/---
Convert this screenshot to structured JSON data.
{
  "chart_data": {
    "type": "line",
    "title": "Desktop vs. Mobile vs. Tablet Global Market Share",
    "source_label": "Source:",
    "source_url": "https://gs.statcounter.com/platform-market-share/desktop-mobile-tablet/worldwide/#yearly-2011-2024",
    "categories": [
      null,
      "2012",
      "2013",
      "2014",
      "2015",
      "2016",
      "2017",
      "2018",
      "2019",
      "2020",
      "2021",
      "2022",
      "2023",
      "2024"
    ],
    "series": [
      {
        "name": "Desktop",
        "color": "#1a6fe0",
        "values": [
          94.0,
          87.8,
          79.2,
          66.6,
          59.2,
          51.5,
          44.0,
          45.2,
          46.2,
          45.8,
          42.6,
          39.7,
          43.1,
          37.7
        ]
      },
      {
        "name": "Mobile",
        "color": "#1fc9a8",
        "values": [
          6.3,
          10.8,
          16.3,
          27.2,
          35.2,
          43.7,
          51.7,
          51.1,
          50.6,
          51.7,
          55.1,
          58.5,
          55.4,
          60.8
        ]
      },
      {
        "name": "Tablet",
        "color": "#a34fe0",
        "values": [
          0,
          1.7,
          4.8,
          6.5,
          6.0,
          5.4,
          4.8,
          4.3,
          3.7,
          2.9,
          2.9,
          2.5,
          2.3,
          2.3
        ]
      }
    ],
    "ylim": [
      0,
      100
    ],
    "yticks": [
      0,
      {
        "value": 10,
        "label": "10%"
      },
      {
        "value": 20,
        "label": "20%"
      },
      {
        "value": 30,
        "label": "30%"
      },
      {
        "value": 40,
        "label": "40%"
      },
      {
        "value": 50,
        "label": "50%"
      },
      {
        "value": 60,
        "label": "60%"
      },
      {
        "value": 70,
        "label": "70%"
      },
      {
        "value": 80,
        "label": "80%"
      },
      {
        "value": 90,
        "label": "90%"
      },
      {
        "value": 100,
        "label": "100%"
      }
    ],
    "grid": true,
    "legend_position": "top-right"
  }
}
\---
## INSTRUCTIONS TO FOLLOW
Copy out every line of the data above, exactly as given.

## THE RESPONSE
Convert this screenshot to structured JSON data.
{
  "chart_data": {
    "type": "line",
    "title": "Desktop vs. Mobile vs. Tablet Global Market Share",
    "source_label": "Source:",
    "source_url": "https://gs.statcounter.com/platform-market-share/desktop-mobile-tablet/worldwide/#yearly-2011-2024",
    "categories": [
      null,
      "2012",
      "2013",
      "2014",
      "2015",
      "2016",
      "2017",
      "2018",
      "2019",
      "2020",
      "2021",
      "2022",
      "2023",
      "2024"
    ],
    "series": [
      {
        "name": "Desktop",
        "color": "#1a6fe0",
        "values": [
          94.0,
          87.8,
          79.2,
          66.6,
          59.2,
          51.5,
          44.0,
          45.2,
          46.2,
          45.8,
          42.6,
          39.7,
          43.1,
          37.7
        ]
      },
      {
        "name": "Mobile",
        "color": "#1fc9a8",
        "values": [
          6.3,
          10.8,
          16.3,
          27.2,
          35.2,
          43.7,
          51.7,
          51.1,
          50.6,
          51.7,
          55.1,
          58.5,
          55.4,
          60.8
        ]
      },
      {
        "name": "Tablet",
        "color": "#a34fe0",
        "values": [
          0,
          1.7,
          4.8,
          6.5,
          6.0,
          5.4,
          4.8,
          4.3,
          3.7,
          2.9,
          2.9,
          2.5,
          2.3,
          2.3
        ]
      }
    ],
    "ylim": [
      0,
      100
    ],
    "yticks": [
      0,
      {
        "value": 10,
        "label": "10%"
      },
      {
        "value": 20,
        "label": "20%"
      },
      {
        "value": 30,
        "label": "30%"
      },
      {
        "value": 40,
        "label": "40%"
      },
      {
        "value": 50,
        "label": "50%"
      },
      {
        "value": 60,
        "label": "60%"
      },
      {
        "value": 70,
        "label": "70%"
      },
      {
        "value": 80,
        "label": "80%"
      },
      {
        "value": 90,
        "label": "90%"
      },
      {
        "value": 100,
        "label": "100%"
      }
    ],
    "grid": true,
    "legend_position": "top-right"
  }
}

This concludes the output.